▶ _Exercise details_
Take each line that has the word "Leave" and return it.

______________________________

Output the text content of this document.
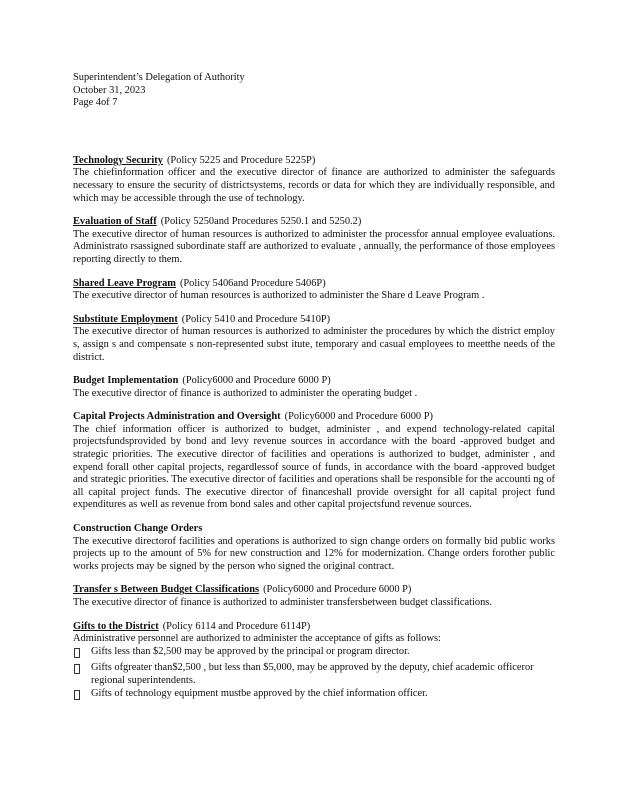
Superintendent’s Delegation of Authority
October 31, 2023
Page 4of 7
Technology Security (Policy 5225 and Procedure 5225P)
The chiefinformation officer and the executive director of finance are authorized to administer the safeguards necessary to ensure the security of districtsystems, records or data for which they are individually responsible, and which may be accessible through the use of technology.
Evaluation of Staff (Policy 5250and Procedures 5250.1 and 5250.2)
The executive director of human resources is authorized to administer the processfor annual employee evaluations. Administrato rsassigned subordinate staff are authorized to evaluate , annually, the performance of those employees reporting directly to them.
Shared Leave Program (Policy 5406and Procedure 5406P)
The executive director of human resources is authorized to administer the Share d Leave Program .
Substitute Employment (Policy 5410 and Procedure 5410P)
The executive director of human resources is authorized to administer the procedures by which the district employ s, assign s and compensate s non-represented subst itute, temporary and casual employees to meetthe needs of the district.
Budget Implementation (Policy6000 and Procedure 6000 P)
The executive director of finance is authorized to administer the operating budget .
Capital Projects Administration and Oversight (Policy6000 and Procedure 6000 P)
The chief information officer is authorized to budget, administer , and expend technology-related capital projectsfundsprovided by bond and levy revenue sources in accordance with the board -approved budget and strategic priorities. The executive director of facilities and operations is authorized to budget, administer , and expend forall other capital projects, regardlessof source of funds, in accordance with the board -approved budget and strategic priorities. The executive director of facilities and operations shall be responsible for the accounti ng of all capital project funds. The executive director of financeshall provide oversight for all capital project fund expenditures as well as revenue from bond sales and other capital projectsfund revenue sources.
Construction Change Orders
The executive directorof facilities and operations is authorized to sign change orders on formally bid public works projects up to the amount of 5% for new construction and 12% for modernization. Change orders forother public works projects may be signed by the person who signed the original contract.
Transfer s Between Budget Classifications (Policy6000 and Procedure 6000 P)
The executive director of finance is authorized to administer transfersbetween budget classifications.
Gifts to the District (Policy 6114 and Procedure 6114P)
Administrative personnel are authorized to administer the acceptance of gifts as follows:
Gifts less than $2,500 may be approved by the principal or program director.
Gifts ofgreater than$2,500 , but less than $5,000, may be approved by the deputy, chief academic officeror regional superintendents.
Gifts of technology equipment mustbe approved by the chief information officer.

______________________________

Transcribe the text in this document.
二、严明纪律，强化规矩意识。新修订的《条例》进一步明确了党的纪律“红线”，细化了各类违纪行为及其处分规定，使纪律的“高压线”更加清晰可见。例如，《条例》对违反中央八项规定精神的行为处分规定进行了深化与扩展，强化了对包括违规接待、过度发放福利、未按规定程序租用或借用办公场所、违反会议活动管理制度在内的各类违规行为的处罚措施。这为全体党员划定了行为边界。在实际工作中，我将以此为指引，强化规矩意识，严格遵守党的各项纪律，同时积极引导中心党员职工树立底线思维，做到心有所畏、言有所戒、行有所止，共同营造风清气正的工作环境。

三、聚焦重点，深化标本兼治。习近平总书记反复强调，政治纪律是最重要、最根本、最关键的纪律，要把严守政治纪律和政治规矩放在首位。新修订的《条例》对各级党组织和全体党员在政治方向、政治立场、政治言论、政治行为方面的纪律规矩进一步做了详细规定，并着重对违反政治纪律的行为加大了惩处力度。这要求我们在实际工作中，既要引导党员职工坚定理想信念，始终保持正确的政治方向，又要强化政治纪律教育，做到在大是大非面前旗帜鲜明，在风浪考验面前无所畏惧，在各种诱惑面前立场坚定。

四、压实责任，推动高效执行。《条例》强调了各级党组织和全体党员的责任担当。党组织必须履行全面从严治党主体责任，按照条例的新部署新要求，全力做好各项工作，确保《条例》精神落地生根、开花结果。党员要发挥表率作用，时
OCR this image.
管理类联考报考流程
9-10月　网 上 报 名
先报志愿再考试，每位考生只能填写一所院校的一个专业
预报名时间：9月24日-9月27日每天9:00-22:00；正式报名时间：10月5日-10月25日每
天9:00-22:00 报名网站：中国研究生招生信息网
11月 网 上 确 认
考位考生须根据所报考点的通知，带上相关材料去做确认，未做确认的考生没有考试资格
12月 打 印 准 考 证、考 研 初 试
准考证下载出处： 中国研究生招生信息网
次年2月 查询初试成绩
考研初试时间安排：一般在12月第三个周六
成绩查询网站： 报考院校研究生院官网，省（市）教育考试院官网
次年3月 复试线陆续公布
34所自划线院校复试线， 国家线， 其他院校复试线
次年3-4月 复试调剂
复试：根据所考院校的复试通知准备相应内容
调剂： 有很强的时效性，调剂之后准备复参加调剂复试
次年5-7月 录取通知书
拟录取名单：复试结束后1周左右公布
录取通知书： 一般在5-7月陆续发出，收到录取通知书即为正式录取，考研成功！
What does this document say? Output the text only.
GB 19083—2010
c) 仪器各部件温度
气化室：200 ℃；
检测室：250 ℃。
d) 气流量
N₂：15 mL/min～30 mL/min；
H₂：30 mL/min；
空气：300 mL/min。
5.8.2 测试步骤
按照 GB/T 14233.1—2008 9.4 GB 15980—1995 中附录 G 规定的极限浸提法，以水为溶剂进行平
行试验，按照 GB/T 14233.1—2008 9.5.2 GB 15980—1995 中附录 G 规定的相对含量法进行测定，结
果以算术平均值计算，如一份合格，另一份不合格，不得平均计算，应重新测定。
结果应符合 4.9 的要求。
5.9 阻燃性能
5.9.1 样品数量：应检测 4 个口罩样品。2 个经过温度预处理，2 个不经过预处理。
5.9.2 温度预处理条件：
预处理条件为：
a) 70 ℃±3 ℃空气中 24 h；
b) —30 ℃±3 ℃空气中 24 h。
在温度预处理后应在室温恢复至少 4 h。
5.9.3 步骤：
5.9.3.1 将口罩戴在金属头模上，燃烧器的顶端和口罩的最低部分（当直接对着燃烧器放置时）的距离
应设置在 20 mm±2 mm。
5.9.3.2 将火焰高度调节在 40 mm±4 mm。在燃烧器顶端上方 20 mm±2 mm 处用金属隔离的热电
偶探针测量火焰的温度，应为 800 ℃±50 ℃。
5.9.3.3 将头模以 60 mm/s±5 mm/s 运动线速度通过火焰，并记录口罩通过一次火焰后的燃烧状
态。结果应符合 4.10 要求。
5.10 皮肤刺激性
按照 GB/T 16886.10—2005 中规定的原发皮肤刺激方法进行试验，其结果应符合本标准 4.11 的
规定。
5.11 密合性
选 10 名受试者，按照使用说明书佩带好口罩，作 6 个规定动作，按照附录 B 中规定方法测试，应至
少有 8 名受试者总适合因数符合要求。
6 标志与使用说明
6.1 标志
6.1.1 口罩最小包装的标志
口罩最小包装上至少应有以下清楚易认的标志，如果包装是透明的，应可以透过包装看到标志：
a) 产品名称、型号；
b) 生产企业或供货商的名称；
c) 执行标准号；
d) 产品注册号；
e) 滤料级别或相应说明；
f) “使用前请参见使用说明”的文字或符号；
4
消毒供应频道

______________________________

▶ _Reply_
Shared Leave Program (Policy 5406and Procedure 5406P)
The executive director of human resources is authorized to administer the Share d Leave Program .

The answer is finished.